-- START --

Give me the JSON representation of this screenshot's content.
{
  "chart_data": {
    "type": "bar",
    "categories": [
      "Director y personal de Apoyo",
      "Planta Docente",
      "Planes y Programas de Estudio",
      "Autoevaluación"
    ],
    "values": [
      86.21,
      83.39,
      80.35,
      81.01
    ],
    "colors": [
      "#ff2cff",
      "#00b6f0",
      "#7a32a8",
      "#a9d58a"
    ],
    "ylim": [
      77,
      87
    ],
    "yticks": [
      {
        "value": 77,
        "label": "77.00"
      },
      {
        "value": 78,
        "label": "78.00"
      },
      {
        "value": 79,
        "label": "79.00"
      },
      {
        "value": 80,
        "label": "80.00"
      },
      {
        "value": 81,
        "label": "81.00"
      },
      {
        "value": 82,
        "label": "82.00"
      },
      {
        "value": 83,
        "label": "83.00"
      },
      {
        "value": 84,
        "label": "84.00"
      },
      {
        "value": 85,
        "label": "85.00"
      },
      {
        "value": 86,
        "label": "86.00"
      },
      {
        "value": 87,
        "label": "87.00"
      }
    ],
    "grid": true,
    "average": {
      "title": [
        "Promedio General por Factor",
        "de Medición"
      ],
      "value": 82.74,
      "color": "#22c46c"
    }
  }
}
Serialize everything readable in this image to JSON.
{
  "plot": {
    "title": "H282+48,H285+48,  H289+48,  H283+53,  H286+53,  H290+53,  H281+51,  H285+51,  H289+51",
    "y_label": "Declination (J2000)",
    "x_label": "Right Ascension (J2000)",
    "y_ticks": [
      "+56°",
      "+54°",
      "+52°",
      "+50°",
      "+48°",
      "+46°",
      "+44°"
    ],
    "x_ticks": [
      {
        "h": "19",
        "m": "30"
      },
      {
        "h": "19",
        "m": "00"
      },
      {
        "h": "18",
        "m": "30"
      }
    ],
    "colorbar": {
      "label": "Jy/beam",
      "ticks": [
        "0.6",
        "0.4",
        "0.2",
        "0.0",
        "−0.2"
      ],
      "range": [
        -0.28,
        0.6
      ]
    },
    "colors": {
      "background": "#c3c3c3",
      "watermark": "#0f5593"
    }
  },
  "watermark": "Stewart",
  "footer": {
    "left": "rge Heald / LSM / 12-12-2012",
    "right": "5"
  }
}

-- END --

▶ TASK REQUIREMENTS: Every line that holds the string "watermark" should be returned.

▶ RESULT FOR THIS TASK:
      "watermark": "#0f5593"
  "watermark": "Stewart",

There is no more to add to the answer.